Problem description: Copy each line of the records character for character, from the line that contains "resource-select-2[interactable]: The Feedback/Coaching" up to and including the line that contains "185, 164, 195]".

>> BEGIN

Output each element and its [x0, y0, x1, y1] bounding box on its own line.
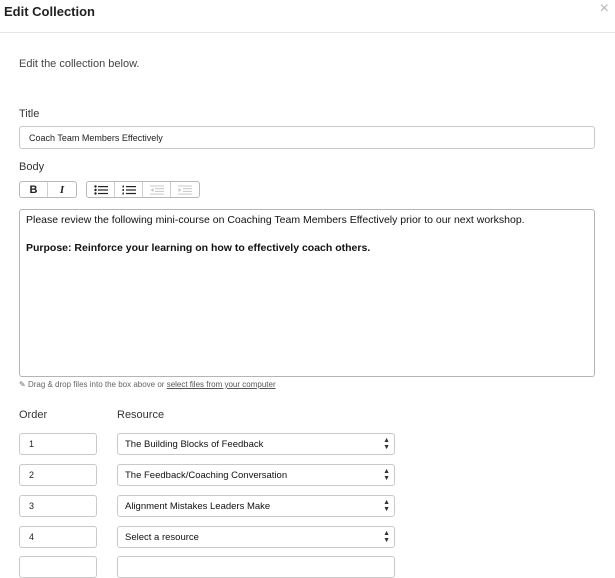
resource-select-2[interactable]: The Feedback/Coaching Conversation ▲ ▼	[117, 464, 395, 486]
resource-select-5[interactable]	[117, 556, 395, 578]
order-input-3[interactable]	[19, 495, 97, 517]
indent-icon	[178, 185, 192, 195]
resource-select-value: The Building Blocks of Feedback	[125, 438, 264, 450]
drop-note: ✎ Drag & drop files into the box above o…	[19, 380, 276, 389]
resource-select-value: The Feedback/Coaching Conversation	[125, 469, 288, 481]
close-icon[interactable]: ×	[600, 0, 609, 18]
bold-button[interactable]: B	[20, 182, 48, 197]
order-input-4[interactable]	[19, 526, 97, 548]
indent-button[interactable]	[171, 182, 199, 197]
select-files-link[interactable]: select files from your computer	[167, 380, 276, 389]
numbered-list-icon	[122, 185, 136, 194]
numbered-list-button[interactable]	[115, 182, 143, 197]
italic-button[interactable]: I	[48, 182, 76, 197]
intro-text: Edit the collection below.	[19, 58, 140, 70]
order-input-5[interactable]	[19, 556, 97, 578]
resource-select-1[interactable]: The Building Blocks of Feedback ▲ ▼	[117, 433, 395, 455]
resource-select-4[interactable]: Select a resource ▲ ▼	[117, 526, 395, 548]
resource-header: Resource	[117, 409, 165, 421]
dialog-header: Edit Collection ×	[0, 0, 615, 33]
outdent-icon	[149, 185, 164, 195]
bullet-list-button[interactable]	[87, 182, 115, 197]
paperclip-icon: ✎	[19, 380, 26, 389]
body-label: Body	[19, 161, 45, 173]
body-editor[interactable]: Please review the following mini-course …	[19, 209, 595, 377]
order-input-2[interactable]	[19, 464, 97, 486]
select-arrows-icon: ▲ ▼	[383, 530, 390, 544]
dialog-title: Edit Collection	[4, 4, 95, 19]
body-paragraph: Please review the following mini-course …	[26, 214, 525, 226]
bullet-list-icon	[93, 184, 108, 195]
outdent-button[interactable]	[143, 182, 171, 197]
select-arrows-icon: ▲ ▼	[383, 468, 390, 482]
resource-select-value: Select a resource	[125, 531, 199, 543]
select-arrows-icon: ▲ ▼	[383, 437, 390, 451]
order-header: Order	[19, 409, 48, 421]
resource-select-value: Alignment Mistakes Leaders Make	[125, 500, 271, 512]
select-arrows-icon: ▲ ▼	[383, 499, 390, 513]
drop-note-text: Drag & drop files into the box above or	[27, 380, 167, 389]
body-purpose-paragraph: Purpose: Reinforce your learning on how …	[26, 242, 371, 254]
order-input-1[interactable]	[19, 433, 97, 455]
list-toolbar	[86, 181, 200, 198]
format-toolbar: B I	[19, 181, 77, 198]
title-input[interactable]	[19, 126, 595, 149]
title-label: Title	[19, 108, 40, 120]
resource-select-3[interactable]: Alignment Mistakes Leaders Make ▲ ▼	[117, 495, 395, 517]
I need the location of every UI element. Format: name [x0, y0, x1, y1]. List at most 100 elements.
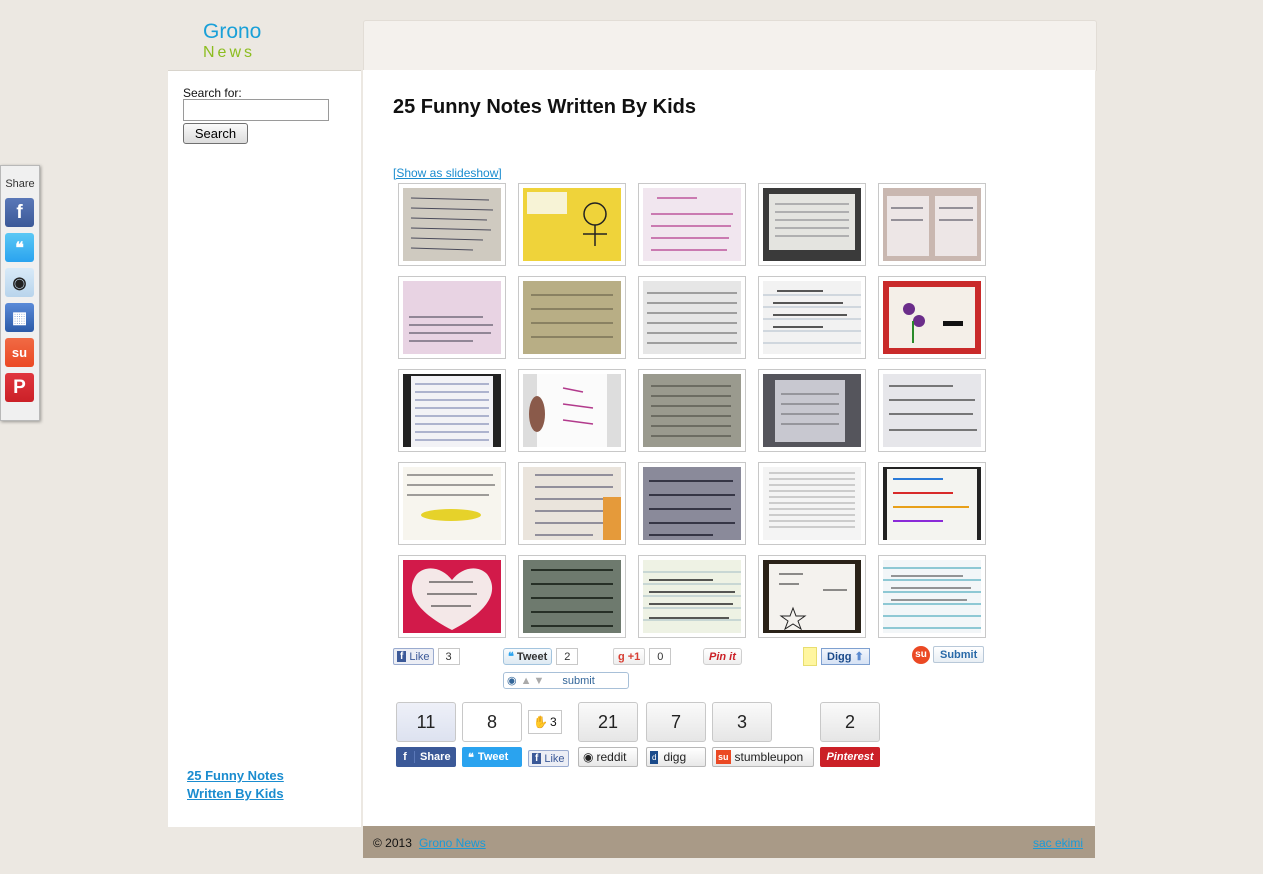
photo-thumbnail[interactable]	[398, 555, 506, 638]
share-rail: Share f ❝ ◉ ▦ su P	[0, 165, 40, 421]
photo-thumbnail[interactable]	[758, 462, 866, 545]
photo-thumbnail[interactable]	[398, 462, 506, 545]
pinterest-share-count: 2	[820, 702, 880, 742]
photo-thumbnail[interactable]	[518, 462, 626, 545]
google-plus-widget[interactable]: g +1 0	[613, 648, 672, 665]
photo-thumbnail[interactable]	[878, 276, 986, 359]
search-button[interactable]: Search	[183, 123, 248, 144]
photo-thumbnail[interactable]	[398, 369, 506, 452]
stumbleupon-share-button[interactable]: su stumbleupon	[712, 747, 814, 767]
reddit-share-label: reddit	[596, 750, 627, 764]
facebook-like-label: Like	[544, 752, 565, 765]
header-bar	[363, 20, 1097, 71]
digg-widget[interactable]: Digg ⬆	[803, 647, 870, 666]
stumbleupon-icon: su	[912, 645, 930, 664]
sidebar: Search for: Search 25 Funny Notes Writte…	[168, 70, 361, 827]
reddit-icon[interactable]: ◉	[5, 268, 34, 297]
twitter-share-count: 8	[462, 702, 522, 742]
photo-thumbnail[interactable]	[518, 183, 626, 266]
facebook-icon: f	[397, 651, 407, 662]
like-count: 3	[549, 715, 557, 729]
tweet-widget[interactable]: ❝ Tweet 2	[503, 648, 579, 665]
share-rail-label: Share	[5, 178, 35, 190]
slideshow-link[interactable]: [Show as slideshow]	[393, 166, 502, 180]
fb-like-count: 3	[437, 648, 460, 665]
photo-thumbnail[interactable]	[518, 276, 626, 359]
pinit-button[interactable]: Pin it	[703, 648, 742, 665]
facebook-like-widget[interactable]: f Like 3	[393, 648, 460, 665]
twitter-tweet-button[interactable]: ❝ Tweet	[462, 747, 522, 767]
reddit-alien-icon: ◉	[583, 750, 594, 764]
stumbleupon-share-count: 3	[712, 702, 772, 742]
main-content: 25 Funny Notes Written By Kids [Show as …	[363, 70, 1095, 826]
digg-share-label: digg	[663, 750, 687, 764]
facebook-like-count-box: ✋ 3	[528, 710, 562, 734]
logo-line-1: Grono	[203, 20, 262, 43]
digg-icon: d	[650, 750, 659, 764]
search-input[interactable]	[183, 99, 329, 121]
tweet-count: 2	[556, 648, 579, 665]
photo-thumbnail[interactable]	[518, 369, 626, 452]
sidebar-article-link[interactable]: 25 Funny Notes Written By Kids	[187, 767, 327, 803]
digg-label: Digg	[827, 650, 852, 663]
photo-thumbnail[interactable]	[398, 183, 506, 266]
page-title: 25 Funny Notes Written By Kids	[393, 96, 697, 118]
footer-right-link[interactable]: sac ekimi	[1033, 836, 1083, 850]
tweet-label: Tweet	[516, 650, 548, 663]
facebook-like-button[interactable]: f Like	[528, 750, 569, 767]
photo-thumbnail[interactable]	[878, 183, 986, 266]
digg-note-icon	[803, 647, 817, 666]
digg-arrow-icon: ⬆	[854, 651, 864, 663]
stumble-submit-label: Submit	[933, 646, 985, 663]
footer-site-link[interactable]: Grono News	[419, 836, 486, 850]
footer: © 2013 Grono News sac ekimi	[363, 826, 1095, 858]
photo-thumbnail[interactable]	[758, 183, 866, 266]
pinterest-share-label: Pinterest	[826, 751, 874, 763]
photo-thumbnail[interactable]	[638, 462, 746, 545]
digg-share-count: 7	[646, 702, 706, 742]
photo-thumbnail[interactable]	[638, 276, 746, 359]
reddit-share-button[interactable]: ◉ reddit	[578, 747, 638, 767]
photo-thumbnail[interactable]	[638, 555, 746, 638]
copyright-text: © 2013	[373, 836, 412, 850]
stumbleupon-icon[interactable]: su	[5, 338, 34, 367]
stumbleupon-share-label: stumbleupon	[734, 750, 804, 764]
google-plus-icon: g	[618, 650, 625, 663]
digg-share-button[interactable]: d digg	[646, 747, 706, 767]
pinterest-share-button[interactable]: Pinterest	[820, 747, 880, 767]
site-logo[interactable]: Grono News	[203, 20, 261, 62]
fb-like-label: Like	[409, 650, 430, 663]
facebook-share-count: 11	[396, 702, 456, 742]
reddit-icon: ◉	[507, 675, 517, 687]
logo-line-2: News	[203, 44, 256, 61]
photo-thumbnail[interactable]	[758, 369, 866, 452]
photo-thumbnail[interactable]	[878, 462, 986, 545]
twitter-bird-icon: ❝	[468, 751, 474, 764]
photo-thumbnail[interactable]	[638, 183, 746, 266]
reddit-submit-label: submit	[562, 674, 595, 687]
facebook-icon[interactable]: f	[5, 198, 34, 227]
facebook-share-label: Share	[420, 751, 451, 763]
photo-thumbnail[interactable]	[518, 555, 626, 638]
photo-thumbnail[interactable]	[878, 555, 986, 638]
stumbleupon-icon: su	[716, 750, 731, 764]
photo-thumbnail[interactable]	[638, 369, 746, 452]
delicious-icon[interactable]: ▦	[5, 303, 34, 332]
reddit-submit-widget[interactable]: ◉ ▲ ▼ submit	[503, 672, 629, 689]
twitter-icon: ❝	[508, 651, 514, 663]
twitter-tweet-label: Tweet	[477, 751, 509, 763]
twitter-icon[interactable]: ❝	[5, 233, 34, 262]
downvote-icon: ▼	[533, 674, 545, 687]
gplus-count: 0	[649, 648, 672, 665]
stumbleupon-submit-widget[interactable]: su Submit	[912, 645, 985, 664]
pinterest-icon[interactable]: P	[5, 373, 34, 402]
upvote-icon: ▲	[520, 674, 532, 687]
photo-thumbnail[interactable]	[758, 555, 866, 638]
photo-thumbnail[interactable]	[878, 369, 986, 452]
facebook-share-button[interactable]: f Share	[396, 747, 456, 767]
photo-thumbnail[interactable]	[398, 276, 506, 359]
pinit-label: Pin it	[703, 648, 742, 665]
reddit-share-count: 21	[578, 702, 638, 742]
photo-thumbnail[interactable]	[758, 276, 866, 359]
gplus-label: +1	[627, 650, 641, 663]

>> END

Reply:
resource-select-2[interactable]: The Feedback/Coaching Conversation ▲ ▼	[117, 464, 395, 486]
resource-select-5[interactable]	[117, 556, 395, 578]
order-input-3[interactable]	[19, 495, 97, 517]
indent-icon	[178, 185, 192, 195]
resource-select-value: The Building Blocks of Feedback	[125, 438, 264, 450]
drop-note: ✎ Drag & drop files into the box above o…	[19, 380, 276, 389]
resource-select-value: The Feedback/Coaching Conversation	[125, 469, 288, 481]
close-icon[interactable]: ×	[600, 0, 609, 18]
bold-button[interactable]: B	[20, 182, 48, 197]
order-input-4[interactable]	[19, 526, 97, 548]
indent-button[interactable]	[171, 182, 199, 197]
select-files-link[interactable]: select files from your computer	[167, 380, 276, 389]
numbered-list-icon	[122, 185, 136, 194]
numbered-list-button[interactable]	[115, 182, 143, 197]
italic-button[interactable]: I	[48, 182, 76, 197]
intro-text: Edit the collection below.	[19, 58, 140, 70]
order-input-5[interactable]	[19, 556, 97, 578]
resource-select-1[interactable]: The Building Blocks of Feedback ▲ ▼	[117, 433, 395, 455]
resource-select-4[interactable]: Select a resource ▲ ▼	[117, 526, 395, 548]
resource-header: Resource	[117, 409, 165, 421]
dialog-header: Edit Collection ×	[0, 0, 615, 33]
outdent-icon	[149, 185, 164, 195]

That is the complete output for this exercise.